── Data for this exercise

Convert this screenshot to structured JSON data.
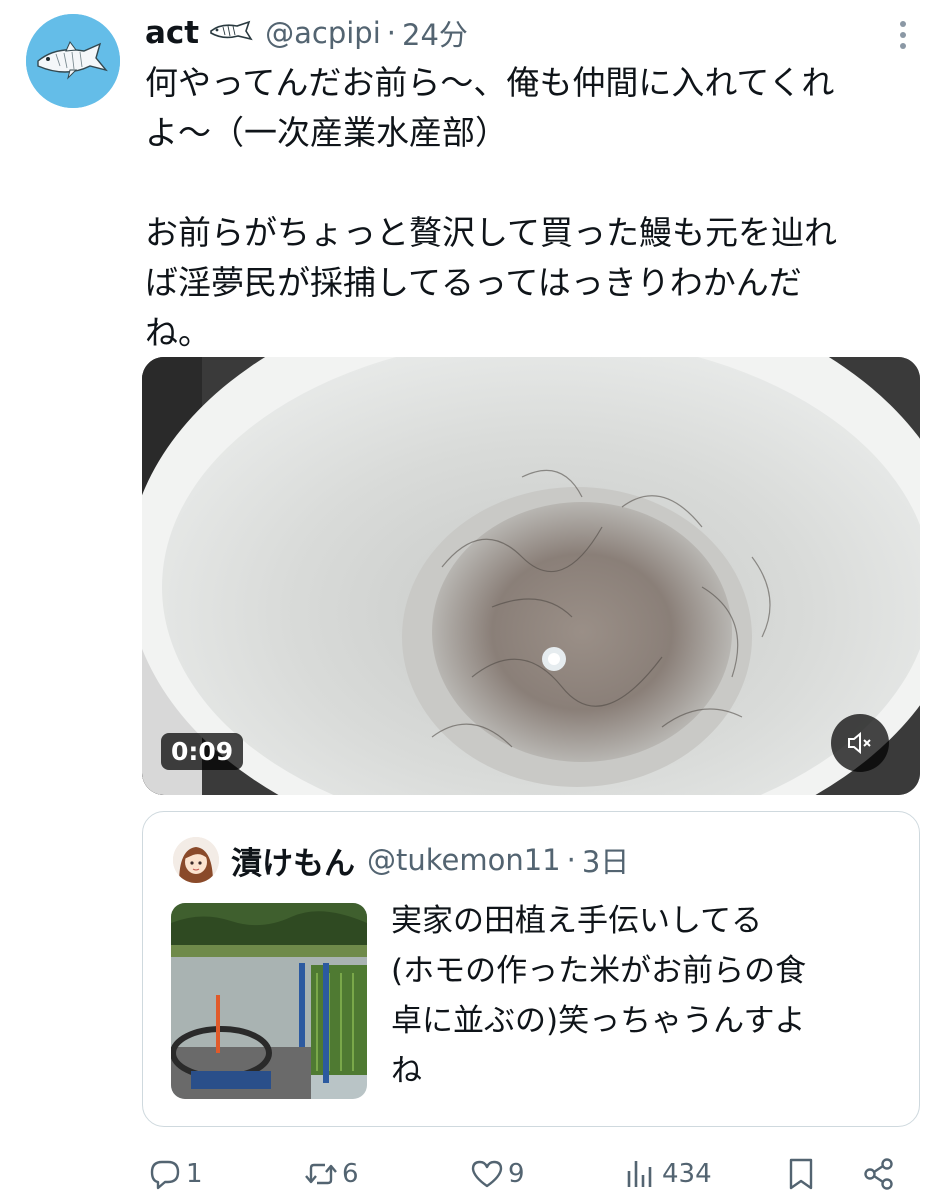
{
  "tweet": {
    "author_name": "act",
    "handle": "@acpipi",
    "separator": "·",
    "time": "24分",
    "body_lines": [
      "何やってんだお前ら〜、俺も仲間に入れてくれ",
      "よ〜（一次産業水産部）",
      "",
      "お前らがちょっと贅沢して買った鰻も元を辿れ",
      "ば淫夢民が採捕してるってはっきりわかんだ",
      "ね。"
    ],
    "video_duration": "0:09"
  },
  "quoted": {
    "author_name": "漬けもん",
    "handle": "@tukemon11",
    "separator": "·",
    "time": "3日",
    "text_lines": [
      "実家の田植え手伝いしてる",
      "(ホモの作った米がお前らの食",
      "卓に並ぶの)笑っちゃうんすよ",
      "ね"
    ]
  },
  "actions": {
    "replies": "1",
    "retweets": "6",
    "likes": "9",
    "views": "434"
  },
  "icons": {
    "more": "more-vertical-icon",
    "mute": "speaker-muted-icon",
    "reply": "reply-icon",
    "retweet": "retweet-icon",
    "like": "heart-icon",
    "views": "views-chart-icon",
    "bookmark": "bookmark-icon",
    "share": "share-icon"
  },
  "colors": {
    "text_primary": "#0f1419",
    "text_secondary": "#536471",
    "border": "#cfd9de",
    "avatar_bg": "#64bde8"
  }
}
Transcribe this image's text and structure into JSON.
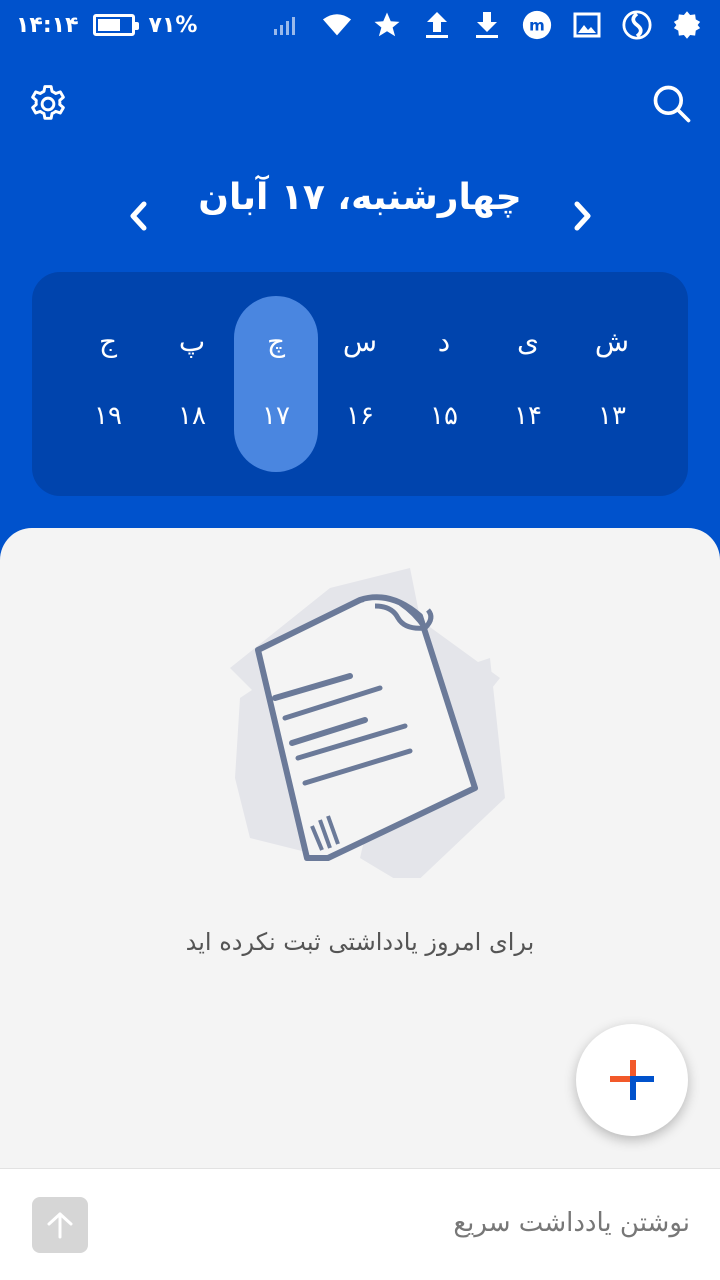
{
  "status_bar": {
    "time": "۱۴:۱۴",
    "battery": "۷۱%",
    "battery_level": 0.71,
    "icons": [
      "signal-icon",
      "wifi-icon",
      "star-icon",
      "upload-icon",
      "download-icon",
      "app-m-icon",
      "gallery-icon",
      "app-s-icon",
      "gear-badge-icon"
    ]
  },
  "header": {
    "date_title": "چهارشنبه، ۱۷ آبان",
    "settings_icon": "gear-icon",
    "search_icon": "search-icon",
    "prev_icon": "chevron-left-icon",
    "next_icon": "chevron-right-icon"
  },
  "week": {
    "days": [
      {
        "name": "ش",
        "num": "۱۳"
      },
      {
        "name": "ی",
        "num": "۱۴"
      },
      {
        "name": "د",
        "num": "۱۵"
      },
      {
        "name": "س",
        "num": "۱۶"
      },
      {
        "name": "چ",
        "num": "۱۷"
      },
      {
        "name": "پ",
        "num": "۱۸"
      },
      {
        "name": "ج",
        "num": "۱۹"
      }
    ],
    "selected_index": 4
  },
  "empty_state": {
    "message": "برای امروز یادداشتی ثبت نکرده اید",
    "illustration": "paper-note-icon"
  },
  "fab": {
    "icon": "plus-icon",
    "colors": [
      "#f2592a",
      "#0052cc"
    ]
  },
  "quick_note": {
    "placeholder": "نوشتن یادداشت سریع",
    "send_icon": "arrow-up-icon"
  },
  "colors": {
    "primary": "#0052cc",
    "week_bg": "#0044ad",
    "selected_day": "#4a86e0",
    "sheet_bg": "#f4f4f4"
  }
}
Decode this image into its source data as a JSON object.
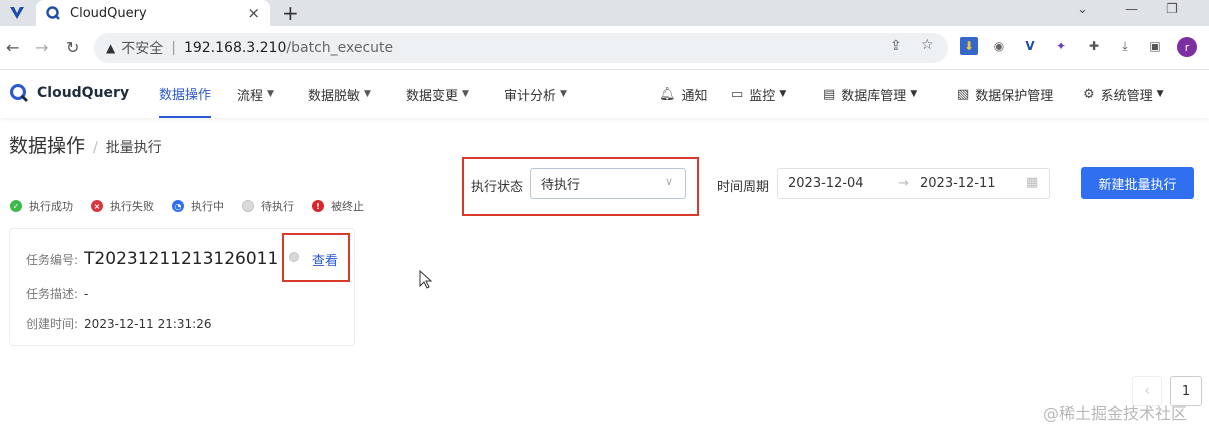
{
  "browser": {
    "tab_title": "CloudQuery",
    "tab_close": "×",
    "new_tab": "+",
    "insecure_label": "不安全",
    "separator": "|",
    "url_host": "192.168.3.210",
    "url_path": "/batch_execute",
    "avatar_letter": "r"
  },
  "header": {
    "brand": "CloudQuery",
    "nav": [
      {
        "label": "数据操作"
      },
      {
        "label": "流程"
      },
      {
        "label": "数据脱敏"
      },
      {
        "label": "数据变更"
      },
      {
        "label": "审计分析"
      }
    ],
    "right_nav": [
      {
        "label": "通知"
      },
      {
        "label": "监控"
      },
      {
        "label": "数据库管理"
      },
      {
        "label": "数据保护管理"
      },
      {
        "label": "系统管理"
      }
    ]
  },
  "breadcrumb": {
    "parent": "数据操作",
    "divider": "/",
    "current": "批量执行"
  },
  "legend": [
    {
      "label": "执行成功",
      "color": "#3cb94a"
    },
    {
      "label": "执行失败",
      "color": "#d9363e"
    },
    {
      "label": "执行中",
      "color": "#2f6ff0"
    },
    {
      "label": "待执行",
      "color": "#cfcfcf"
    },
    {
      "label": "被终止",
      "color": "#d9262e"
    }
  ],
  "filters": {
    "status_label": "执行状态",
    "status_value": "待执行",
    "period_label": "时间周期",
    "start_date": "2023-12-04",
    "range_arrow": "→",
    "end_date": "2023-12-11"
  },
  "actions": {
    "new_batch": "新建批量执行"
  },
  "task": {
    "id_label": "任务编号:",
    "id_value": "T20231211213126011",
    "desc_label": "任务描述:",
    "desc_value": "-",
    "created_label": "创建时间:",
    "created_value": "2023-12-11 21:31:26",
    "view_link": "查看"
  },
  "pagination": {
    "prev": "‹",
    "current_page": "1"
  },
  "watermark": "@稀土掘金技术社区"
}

────

Problem statement: Take the records above and transcribe them exactly, dropping every picture.

Worked answer:
Convert this screenshot to structured JSON data.
{
  "tweet": {
    "author_name": "act",
    "handle": "@acpipi",
    "separator": "·",
    "time": "24分",
    "body_lines": [
      "何やってんだお前ら〜、俺も仲間に入れてくれ",
      "よ〜（一次産業水産部）",
      "",
      "お前らがちょっと贅沢して買った鰻も元を辿れ",
      "ば淫夢民が採捕してるってはっきりわかんだ",
      "ね。"
    ],
    "video_duration": "0:09"
  },
  "quoted": {
    "author_name": "漬けもん",
    "handle": "@tukemon11",
    "separator": "·",
    "time": "3日",
    "text_lines": [
      "実家の田植え手伝いしてる",
      "(ホモの作った米がお前らの食",
      "卓に並ぶの)笑っちゃうんすよ",
      "ね"
    ]
  },
  "actions": {
    "replies": "1",
    "retweets": "6",
    "likes": "9",
    "views": "434"
  },
  "icons": {
    "more": "more-vertical-icon",
    "mute": "speaker-muted-icon",
    "reply": "reply-icon",
    "retweet": "retweet-icon",
    "like": "heart-icon",
    "views": "views-chart-icon",
    "bookmark": "bookmark-icon",
    "share": "share-icon"
  },
  "colors": {
    "text_primary": "#0f1419",
    "text_secondary": "#536471",
    "border": "#cfd9de",
    "avatar_bg": "#64bde8"
  }
}
Transcribe this image's text and structure into JSON.
{
  "status_bar": {
    "time": "۱۴:۱۴",
    "battery": "۷۱%",
    "battery_level": 0.71,
    "icons": [
      "signal-icon",
      "wifi-icon",
      "star-icon",
      "upload-icon",
      "download-icon",
      "app-m-icon",
      "gallery-icon",
      "app-s-icon",
      "gear-badge-icon"
    ]
  },
  "header": {
    "date_title": "چهارشنبه، ۱۷ آبان",
    "settings_icon": "gear-icon",
    "search_icon": "search-icon",
    "prev_icon": "chevron-left-icon",
    "next_icon": "chevron-right-icon"
  },
  "week": {
    "days": [
      {
        "name": "ش",
        "num": "۱۳"
      },
      {
        "name": "ی",
        "num": "۱۴"
      },
      {
        "name": "د",
        "num": "۱۵"
      },
      {
        "name": "س",
        "num": "۱۶"
      },
      {
        "name": "چ",
        "num": "۱۷"
      },
      {
        "name": "پ",
        "num": "۱۸"
      },
      {
        "name": "ج",
        "num": "۱۹"
      }
    ],
    "selected_index": 4
  },
  "empty_state": {
    "message": "برای امروز یادداشتی ثبت نکرده اید",
    "illustration": "paper-note-icon"
  },
  "fab": {
    "icon": "plus-icon",
    "colors": [
      "#f2592a",
      "#0052cc"
    ]
  },
  "quick_note": {
    "placeholder": "نوشتن یادداشت سریع",
    "send_icon": "arrow-up-icon"
  },
  "colors": {
    "primary": "#0052cc",
    "week_bg": "#0044ad",
    "selected_day": "#4a86e0",
    "sheet_bg": "#f4f4f4"
  }
}
Decode this image into its source data as a JSON object.
{
  "browser": {
    "tab_title": "CloudQuery",
    "tab_close": "×",
    "new_tab": "+",
    "insecure_label": "不安全",
    "separator": "|",
    "url_host": "192.168.3.210",
    "url_path": "/batch_execute",
    "avatar_letter": "r"
  },
  "header": {
    "brand": "CloudQuery",
    "nav": [
      {
        "label": "数据操作"
      },
      {
        "label": "流程"
      },
      {
        "label": "数据脱敏"
      },
      {
        "label": "数据变更"
      },
      {
        "label": "审计分析"
      }
    ],
    "right_nav": [
      {
        "label": "通知"
      },
      {
        "label": "监控"
      },
      {
        "label": "数据库管理"
      },
      {
        "label": "数据保护管理"
      },
      {
        "label": "系统管理"
      }
    ]
  },
  "breadcrumb": {
    "parent": "数据操作",
    "divider": "/",
    "current": "批量执行"
  },
  "legend": [
    {
      "label": "执行成功",
      "color": "#3cb94a"
    },
    {
      "label": "执行失败",
      "color": "#d9363e"
    },
    {
      "label": "执行中",
      "color": "#2f6ff0"
    },
    {
      "label": "待执行",
      "color": "#cfcfcf"
    },
    {
      "label": "被终止",
      "color": "#d9262e"
    }
  ],
  "filters": {
    "status_label": "执行状态",
    "status_value": "待执行",
    "period_label": "时间周期",
    "start_date": "2023-12-04",
    "range_arrow": "→",
    "end_date": "2023-12-11"
  },
  "actions": {
    "new_batch": "新建批量执行"
  },
  "task": {
    "id_label": "任务编号:",
    "id_value": "T20231211213126011",
    "desc_label": "任务描述:",
    "desc_value": "-",
    "created_label": "创建时间:",
    "created_value": "2023-12-11 21:31:26",
    "view_link": "查看"
  },
  "pagination": {
    "prev": "‹",
    "current_page": "1"
  },
  "watermark": "@稀土掘金技术社区"
}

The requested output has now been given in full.